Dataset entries
--
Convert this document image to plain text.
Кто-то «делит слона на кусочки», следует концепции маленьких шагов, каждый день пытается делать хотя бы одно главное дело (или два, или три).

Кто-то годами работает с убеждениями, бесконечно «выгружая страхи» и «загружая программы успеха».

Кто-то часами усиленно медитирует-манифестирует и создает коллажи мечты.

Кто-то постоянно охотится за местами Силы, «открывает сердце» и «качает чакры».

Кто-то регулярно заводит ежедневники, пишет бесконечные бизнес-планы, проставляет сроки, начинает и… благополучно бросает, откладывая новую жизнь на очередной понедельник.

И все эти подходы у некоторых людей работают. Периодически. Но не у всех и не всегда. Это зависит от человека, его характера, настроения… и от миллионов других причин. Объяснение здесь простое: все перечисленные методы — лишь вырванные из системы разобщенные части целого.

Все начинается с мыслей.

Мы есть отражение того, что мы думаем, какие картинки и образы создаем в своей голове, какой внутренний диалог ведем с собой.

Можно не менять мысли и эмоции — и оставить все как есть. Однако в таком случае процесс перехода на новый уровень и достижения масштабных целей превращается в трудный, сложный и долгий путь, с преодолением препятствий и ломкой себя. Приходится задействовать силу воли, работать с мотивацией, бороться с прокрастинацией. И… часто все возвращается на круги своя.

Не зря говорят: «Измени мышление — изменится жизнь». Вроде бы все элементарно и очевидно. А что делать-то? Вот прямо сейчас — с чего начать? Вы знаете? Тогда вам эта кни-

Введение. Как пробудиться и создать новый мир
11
--
> Short task
Find the lines containing "делать" and pull them out.

> Solution
Кто-то «делит слона на кусочки», следует концепции маленьких шагов, каждый день пытается делать хотя бы одно главное дело (или два, или три).
Не зря говорят: «Измени мышление — изменится жизнь». Вроде бы все элементарно и очевидно. А что делать-то? Вот прямо сейчас — с чего начать? Вы знаете? Тогда вам эта кни-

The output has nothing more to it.